WHAT IS BEING ASKED: Transcribe every line of the records below, keeping each character unchanged.

Stored items:

--

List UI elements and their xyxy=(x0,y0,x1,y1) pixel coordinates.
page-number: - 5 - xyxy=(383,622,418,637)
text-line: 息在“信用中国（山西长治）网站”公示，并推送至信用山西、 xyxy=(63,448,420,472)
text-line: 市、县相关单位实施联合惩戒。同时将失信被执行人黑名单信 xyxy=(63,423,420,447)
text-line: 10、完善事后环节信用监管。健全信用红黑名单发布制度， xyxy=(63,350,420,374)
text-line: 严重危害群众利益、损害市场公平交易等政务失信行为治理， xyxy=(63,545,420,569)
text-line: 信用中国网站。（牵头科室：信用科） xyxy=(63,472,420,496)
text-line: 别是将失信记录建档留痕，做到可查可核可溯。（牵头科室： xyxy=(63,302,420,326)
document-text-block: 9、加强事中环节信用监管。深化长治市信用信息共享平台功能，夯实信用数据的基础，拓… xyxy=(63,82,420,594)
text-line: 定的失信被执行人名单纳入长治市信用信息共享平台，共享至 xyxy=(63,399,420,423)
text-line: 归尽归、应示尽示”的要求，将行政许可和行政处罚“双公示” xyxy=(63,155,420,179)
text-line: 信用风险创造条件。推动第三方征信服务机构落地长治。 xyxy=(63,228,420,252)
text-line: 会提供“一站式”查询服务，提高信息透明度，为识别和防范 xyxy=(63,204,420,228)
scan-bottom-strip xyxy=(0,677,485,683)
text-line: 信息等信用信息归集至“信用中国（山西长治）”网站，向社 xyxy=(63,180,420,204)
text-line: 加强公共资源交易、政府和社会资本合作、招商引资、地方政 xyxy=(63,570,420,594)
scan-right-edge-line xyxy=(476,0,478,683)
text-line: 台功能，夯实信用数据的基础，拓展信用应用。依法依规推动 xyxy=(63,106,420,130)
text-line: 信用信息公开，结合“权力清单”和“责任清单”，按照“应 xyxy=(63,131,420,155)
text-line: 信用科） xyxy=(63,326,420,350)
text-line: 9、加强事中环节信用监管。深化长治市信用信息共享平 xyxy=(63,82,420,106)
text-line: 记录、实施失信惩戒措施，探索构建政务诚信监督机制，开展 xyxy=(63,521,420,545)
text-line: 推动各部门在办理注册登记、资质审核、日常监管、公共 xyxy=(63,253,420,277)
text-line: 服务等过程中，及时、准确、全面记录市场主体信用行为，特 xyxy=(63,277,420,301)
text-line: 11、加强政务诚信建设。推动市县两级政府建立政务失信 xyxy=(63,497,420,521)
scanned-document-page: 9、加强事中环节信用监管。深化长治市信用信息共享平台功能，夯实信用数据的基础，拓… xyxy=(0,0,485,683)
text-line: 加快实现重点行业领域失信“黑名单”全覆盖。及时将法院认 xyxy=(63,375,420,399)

--

FINISHED ANSWER:
List UI elements and their xyxy=(x0,y0,x1,y1) pixel coordinates.
page-number: - 5 - xyxy=(383,622,418,637)
text-line: 息在“信用中国（山西长治）网站”公示，并推送至信用山西、 xyxy=(63,448,420,472)
text-line: 市、县相关单位实施联合惩戒。同时将失信被执行人黑名单信 xyxy=(63,423,420,447)
text-line: 10、完善事后环节信用监管。健全信用红黑名单发布制度， xyxy=(63,350,420,374)
text-line: 严重危害群众利益、损害市场公平交易等政务失信行为治理， xyxy=(63,545,420,569)
text-line: 信用中国网站。（牵头科室：信用科） xyxy=(63,472,420,496)
text-line: 别是将失信记录建档留痕，做到可查可核可溯。（牵头科室： xyxy=(63,302,420,326)
document-text-block: 9、加强事中环节信用监管。深化长治市信用信息共享平台功能，夯实信用数据的基础，拓… xyxy=(63,82,420,594)
text-line: 定的失信被执行人名单纳入长治市信用信息共享平台，共享至 xyxy=(63,399,420,423)
text-line: 归尽归、应示尽示”的要求，将行政许可和行政处罚“双公示” xyxy=(63,155,420,179)
text-line: 信用风险创造条件。推动第三方征信服务机构落地长治。 xyxy=(63,228,420,252)
text-line: 会提供“一站式”查询服务，提高信息透明度，为识别和防范 xyxy=(63,204,420,228)
scan-bottom-strip xyxy=(0,677,485,683)
text-line: 信息等信用信息归集至“信用中国（山西长治）”网站，向社 xyxy=(63,180,420,204)
text-line: 加强公共资源交易、政府和社会资本合作、招商引资、地方政 xyxy=(63,570,420,594)
scan-right-edge-line xyxy=(476,0,478,683)
text-line: 台功能，夯实信用数据的基础，拓展信用应用。依法依规推动 xyxy=(63,106,420,130)
text-line: 信用信息公开，结合“权力清单”和“责任清单”，按照“应 xyxy=(63,131,420,155)
text-line: 信用科） xyxy=(63,326,420,350)
text-line: 9、加强事中环节信用监管。深化长治市信用信息共享平 xyxy=(63,82,420,106)
text-line: 记录、实施失信惩戒措施，探索构建政务诚信监督机制，开展 xyxy=(63,521,420,545)
text-line: 推动各部门在办理注册登记、资质审核、日常监管、公共 xyxy=(63,253,420,277)
text-line: 服务等过程中，及时、准确、全面记录市场主体信用行为，特 xyxy=(63,277,420,301)
text-line: 11、加强政务诚信建设。推动市县两级政府建立政务失信 xyxy=(63,497,420,521)
scanned-document-page: 9、加强事中环节信用监管。深化长治市信用信息共享平台功能，夯实信用数据的基础，拓… xyxy=(0,0,485,683)
text-line: 加快实现重点行业领域失信“黑名单”全覆盖。及时将法院认 xyxy=(63,375,420,399)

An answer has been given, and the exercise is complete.